▼▼▼

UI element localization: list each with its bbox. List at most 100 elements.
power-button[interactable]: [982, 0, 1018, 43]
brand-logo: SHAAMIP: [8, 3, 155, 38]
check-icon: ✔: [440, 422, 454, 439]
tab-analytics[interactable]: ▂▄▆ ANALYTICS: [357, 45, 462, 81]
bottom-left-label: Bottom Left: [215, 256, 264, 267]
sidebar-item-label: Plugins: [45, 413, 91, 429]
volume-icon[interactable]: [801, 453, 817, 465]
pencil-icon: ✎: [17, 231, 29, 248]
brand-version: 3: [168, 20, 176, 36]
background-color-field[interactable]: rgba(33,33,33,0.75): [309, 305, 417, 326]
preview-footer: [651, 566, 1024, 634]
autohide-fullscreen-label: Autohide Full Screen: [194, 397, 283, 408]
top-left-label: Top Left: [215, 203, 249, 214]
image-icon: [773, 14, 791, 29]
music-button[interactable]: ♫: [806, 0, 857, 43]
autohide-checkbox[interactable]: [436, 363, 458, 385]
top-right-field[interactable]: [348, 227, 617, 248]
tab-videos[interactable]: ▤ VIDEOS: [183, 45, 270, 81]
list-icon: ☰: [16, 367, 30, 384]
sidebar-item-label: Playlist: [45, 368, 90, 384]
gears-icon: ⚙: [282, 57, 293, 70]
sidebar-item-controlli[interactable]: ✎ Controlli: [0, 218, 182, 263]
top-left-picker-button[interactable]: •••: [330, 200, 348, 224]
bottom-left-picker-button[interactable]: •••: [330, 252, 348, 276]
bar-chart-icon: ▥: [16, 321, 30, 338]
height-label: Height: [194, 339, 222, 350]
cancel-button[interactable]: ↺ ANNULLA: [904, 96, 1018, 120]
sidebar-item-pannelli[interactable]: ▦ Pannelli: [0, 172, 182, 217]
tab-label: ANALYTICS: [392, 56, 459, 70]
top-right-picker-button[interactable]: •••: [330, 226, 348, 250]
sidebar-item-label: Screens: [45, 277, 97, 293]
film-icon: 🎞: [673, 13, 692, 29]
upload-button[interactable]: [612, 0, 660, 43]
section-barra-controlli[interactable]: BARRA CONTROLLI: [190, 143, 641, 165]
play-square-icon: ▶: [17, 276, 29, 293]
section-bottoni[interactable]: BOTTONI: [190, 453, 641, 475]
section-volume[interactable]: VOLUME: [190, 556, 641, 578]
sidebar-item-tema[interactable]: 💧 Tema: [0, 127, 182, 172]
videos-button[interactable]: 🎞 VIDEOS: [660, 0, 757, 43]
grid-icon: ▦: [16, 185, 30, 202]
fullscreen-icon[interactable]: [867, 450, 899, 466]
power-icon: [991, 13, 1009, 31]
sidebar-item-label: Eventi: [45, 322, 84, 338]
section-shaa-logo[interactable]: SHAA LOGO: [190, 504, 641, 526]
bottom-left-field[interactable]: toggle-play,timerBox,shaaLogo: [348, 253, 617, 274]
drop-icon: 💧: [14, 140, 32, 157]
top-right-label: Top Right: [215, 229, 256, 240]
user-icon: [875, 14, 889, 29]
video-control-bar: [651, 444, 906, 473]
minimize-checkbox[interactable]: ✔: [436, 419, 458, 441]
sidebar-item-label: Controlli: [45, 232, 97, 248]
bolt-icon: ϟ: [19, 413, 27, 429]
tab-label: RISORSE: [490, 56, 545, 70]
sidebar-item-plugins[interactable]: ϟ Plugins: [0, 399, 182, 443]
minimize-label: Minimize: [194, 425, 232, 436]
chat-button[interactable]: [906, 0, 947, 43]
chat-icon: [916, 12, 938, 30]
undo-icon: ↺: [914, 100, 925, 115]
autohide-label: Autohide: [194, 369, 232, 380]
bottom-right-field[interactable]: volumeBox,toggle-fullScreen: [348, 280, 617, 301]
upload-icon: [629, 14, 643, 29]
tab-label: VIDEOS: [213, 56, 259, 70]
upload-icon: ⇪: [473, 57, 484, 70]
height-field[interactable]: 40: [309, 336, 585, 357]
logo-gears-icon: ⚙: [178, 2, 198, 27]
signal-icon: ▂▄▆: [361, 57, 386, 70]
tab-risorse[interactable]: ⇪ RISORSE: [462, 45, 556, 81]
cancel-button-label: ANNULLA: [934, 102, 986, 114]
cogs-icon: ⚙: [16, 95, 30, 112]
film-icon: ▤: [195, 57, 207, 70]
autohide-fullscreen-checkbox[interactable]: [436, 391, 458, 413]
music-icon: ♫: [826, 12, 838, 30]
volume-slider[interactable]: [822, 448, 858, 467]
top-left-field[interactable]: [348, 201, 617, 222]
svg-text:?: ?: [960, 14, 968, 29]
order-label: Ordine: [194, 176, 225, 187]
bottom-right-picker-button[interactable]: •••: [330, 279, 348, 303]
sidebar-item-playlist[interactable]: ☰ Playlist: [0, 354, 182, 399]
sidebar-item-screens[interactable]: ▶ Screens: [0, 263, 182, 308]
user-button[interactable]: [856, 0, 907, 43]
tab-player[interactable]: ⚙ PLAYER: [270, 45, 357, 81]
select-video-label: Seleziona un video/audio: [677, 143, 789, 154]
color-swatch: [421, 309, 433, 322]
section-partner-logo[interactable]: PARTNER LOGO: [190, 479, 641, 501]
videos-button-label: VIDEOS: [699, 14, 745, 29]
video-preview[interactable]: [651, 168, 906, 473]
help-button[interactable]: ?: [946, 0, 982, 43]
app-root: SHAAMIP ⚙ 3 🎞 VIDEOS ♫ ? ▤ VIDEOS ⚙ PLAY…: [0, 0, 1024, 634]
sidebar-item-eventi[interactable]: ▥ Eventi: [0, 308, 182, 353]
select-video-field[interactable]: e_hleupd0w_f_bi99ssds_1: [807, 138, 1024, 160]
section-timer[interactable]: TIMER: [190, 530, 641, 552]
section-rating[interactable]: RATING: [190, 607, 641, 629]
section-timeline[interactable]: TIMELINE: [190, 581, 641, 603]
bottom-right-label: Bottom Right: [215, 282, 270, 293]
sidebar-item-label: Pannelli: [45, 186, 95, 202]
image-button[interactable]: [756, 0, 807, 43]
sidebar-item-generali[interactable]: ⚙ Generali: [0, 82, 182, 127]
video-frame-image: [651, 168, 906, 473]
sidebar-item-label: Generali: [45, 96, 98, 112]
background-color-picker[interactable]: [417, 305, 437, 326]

▲▲▲

**To do**
Render every line of the records above as a Markdown table with two columns, Row and Line. Number the rows in order and leave out any blank lines.

**Reply**
| Row | Line |
|---|---|
| 1 | UI element localization: list each with its bbox. List at most 100 elements. |
| 2 | power-button[interactable]: [982, 0, 1018, 43] |
| 3 | brand-logo: SHAAMIP: [8, 3, 155, 38] |
| 4 | check-icon: ✔: [440, 422, 454, 439] |
| 5 | tab-analytics[interactable]: ▂▄▆ ANALYTICS: [357, 45, 462, 81] |
| 6 | bottom-left-label: Bottom Left: [215, 256, 264, 267] |
| 7 | sidebar-item-label: Plugins: [45, 413, 91, 429] |
| 8 | volume-icon[interactable]: [801, 453, 817, 465] |
| 9 | pencil-icon: ✎: [17, 231, 29, 248] |
| 10 | brand-version: 3: [168, 20, 176, 36] |
| 11 | background-color-field[interactable]: rgba(33,33,33,0.75): [309, 305, 417, 326] |
| 12 | preview-footer: [651, 566, 1024, 634] |
| 13 | autohide-fullscreen-label: Autohide Full Screen: [194, 397, 283, 408] |
| 14 | top-left-label: Top Left: [215, 203, 249, 214] |
| 15 | image-icon: [773, 14, 791, 29] |
| 16 | music-button[interactable]: ♫: [806, 0, 857, 43] |
| 17 | autohide-checkbox[interactable]: [436, 363, 458, 385] |
| 18 | top-right-field[interactable]: [348, 227, 617, 248] |
| 19 | tab-videos[interactable]: ▤ VIDEOS: [183, 45, 270, 81] |
| 20 | list-icon: ☰: [16, 367, 30, 384] |
| 21 | sidebar-item-label: Playlist: [45, 368, 90, 384] |
| 22 | gears-icon: ⚙: [282, 57, 293, 70] |
| 23 | sidebar-item-controlli[interactable]: ✎ Controlli: [0, 218, 182, 263] |
| 24 | top-left-picker-button[interactable]: •••: [330, 200, 348, 224] |
| 25 | bottom-left-picker-button[interactable]: •••: [330, 252, 348, 276] |
| 26 | bar-chart-icon: ▥: [16, 321, 30, 338] |
| 27 | height-label: Height: [194, 339, 222, 350] |
| 28 | cancel-button[interactable]: ↺ ANNULLA: [904, 96, 1018, 120] |
| 29 | sidebar-item-pannelli[interactable]: ▦ Pannelli: [0, 172, 182, 217] |
| 30 | tab-label: ANALYTICS: [392, 56, 459, 70] |
| 31 | top-right-picker-button[interactable]: •••: [330, 226, 348, 250] |
| 32 | sidebar-item-label: Screens: [45, 277, 97, 293] |
| 33 | film-icon: 🎞: [673, 13, 692, 29] |
| 34 | upload-button[interactable]: [612, 0, 660, 43] |
| 35 | section-barra-controlli[interactable]: BARRA CONTROLLI: [190, 143, 641, 165] |
| 36 | play-square-icon: ▶: [17, 276, 29, 293] |
| 37 | section-bottoni[interactable]: BOTTONI: [190, 453, 641, 475] |
| 38 | section-volume[interactable]: VOLUME: [190, 556, 641, 578] |
| 39 | sidebar-item-tema[interactable]: 💧 Tema: [0, 127, 182, 172] |
| 40 | videos-button[interactable]: 🎞 VIDEOS: [660, 0, 757, 43] |
| 41 | grid-icon: ▦: [16, 185, 30, 202] |
| 42 | fullscreen-icon[interactable]: [867, 450, 899, 466] |
| 43 | power-icon: [991, 13, 1009, 31] |
| 44 | sidebar-item-label: Eventi: [45, 322, 84, 338] |
| 45 | section-shaa-logo[interactable]: SHAA LOGO: [190, 504, 641, 526] |
| 46 | bottom-left-field[interactable]: toggle-play,timerBox,shaaLogo: [348, 253, 617, 274] |
| 47 | drop-icon: 💧: [14, 140, 32, 157] |
| 48 | top-right-label: Top Right: [215, 229, 256, 240] |
| 49 | user-icon: [875, 14, 889, 29] |
| 50 | video-control-bar: [651, 444, 906, 473] |
| 51 | minimize-checkbox[interactable]: ✔: [436, 419, 458, 441] |
| 52 | sidebar-item-label: Controlli: [45, 232, 97, 248] |
| 53 | bolt-icon: ϟ: [19, 413, 27, 429] |
| 54 | tab-label: RISORSE: [490, 56, 545, 70] |
| 55 | sidebar-item-plugins[interactable]: ϟ Plugins: [0, 399, 182, 443] |
| 56 | minimize-label: Minimize: [194, 425, 232, 436] |
| 57 | chat-button[interactable]: [906, 0, 947, 43] |
| 58 | chat-icon: [916, 12, 938, 30] |
| 59 | undo-icon: ↺: [914, 100, 925, 115] |
| 60 | autohide-label: Autohide: [194, 369, 232, 380] |
| 61 | bottom-right-field[interactable]: volumeBox,toggle-fullScreen: [348, 280, 617, 301] |
| 62 | upload-icon: [629, 14, 643, 29] |
| 63 | tab-label: VIDEOS: [213, 56, 259, 70] |
| 64 | upload-icon: ⇪: [473, 57, 484, 70] |
| 65 | height-field[interactable]: 40: [309, 336, 585, 357] |
| 66 | logo-gears-icon: ⚙: [178, 2, 198, 27] |
| 67 | signal-icon: ▂▄▆: [361, 57, 386, 70] |
| 68 | tab-risorse[interactable]: ⇪ RISORSE: [462, 45, 556, 81] |
| 69 | cancel-button-label: ANNULLA: [934, 102, 986, 114] |
| 70 | cogs-icon: ⚙: [16, 95, 30, 112] |
| 71 | film-icon: ▤: [195, 57, 207, 70] |
| 72 | autohide-fullscreen-checkbox[interactable]: [436, 391, 458, 413] |
| 73 | music-icon: ♫: [826, 12, 838, 30] |
| 74 | volume-slider[interactable]: [822, 448, 858, 467] |
| 75 | top-left-field[interactable]: [348, 201, 617, 222] |
| 76 | svg-text:?: ?: [960, 14, 968, 29] |
| 77 | order-label: Ordine: [194, 176, 225, 187] |
| 78 | bottom-right-picker-button[interactable]: •••: [330, 279, 348, 303] |
| 79 | sidebar-item-playlist[interactable]: ☰ Playlist: [0, 354, 182, 399] |
| 80 | sidebar-item-screens[interactable]: ▶ Screens: [0, 263, 182, 308] |
| 81 | user-button[interactable]: [856, 0, 907, 43] |
| 82 | tab-player[interactable]: ⚙ PLAYER: [270, 45, 357, 81] |
| 83 | select-video-label: Seleziona un video/audio: [677, 143, 789, 154] |
| 84 | color-swatch: [421, 309, 433, 322] |
| 85 | section-partner-logo[interactable]: PARTNER LOGO: [190, 479, 641, 501] |
| 86 | videos-button-label: VIDEOS: [699, 14, 745, 29] |
| 87 | video-preview[interactable]: [651, 168, 906, 473] |
| 88 | help-button[interactable]: ?: [946, 0, 982, 43] |
| 89 | app-root: SHAAMIP ⚙ 3 🎞 VIDEOS ♫ ? ▤ VIDEOS ⚙ PLAY…: [0, 0, 1024, 634] |
| 90 | sidebar-item-eventi[interactable]: ▥ Eventi: [0, 308, 182, 353] |
| 91 | select-video-field[interactable]: e_hleupd0w_f_bi99ssds_1: [807, 138, 1024, 160] |
| 92 | section-timer[interactable]: TIMER: [190, 530, 641, 552] |
| 93 | section-rating[interactable]: RATING: [190, 607, 641, 629] |
| 94 | section-timeline[interactable]: TIMELINE: [190, 581, 641, 603] |
| 95 | bottom-right-label: Bottom Right: [215, 282, 270, 293] |
| 96 | sidebar-item-label: Pannelli: [45, 186, 95, 202] |
| 97 | image-button[interactable]: [756, 0, 807, 43] |
| 98 | sidebar-item-generali[interactable]: ⚙ Generali: [0, 82, 182, 127] |
| 99 | video-frame-image: [651, 168, 906, 473] |
| 100 | sidebar-item-label: Generali: [45, 96, 98, 112] |
| 101 | background-color-picker[interactable]: [417, 305, 437, 326] |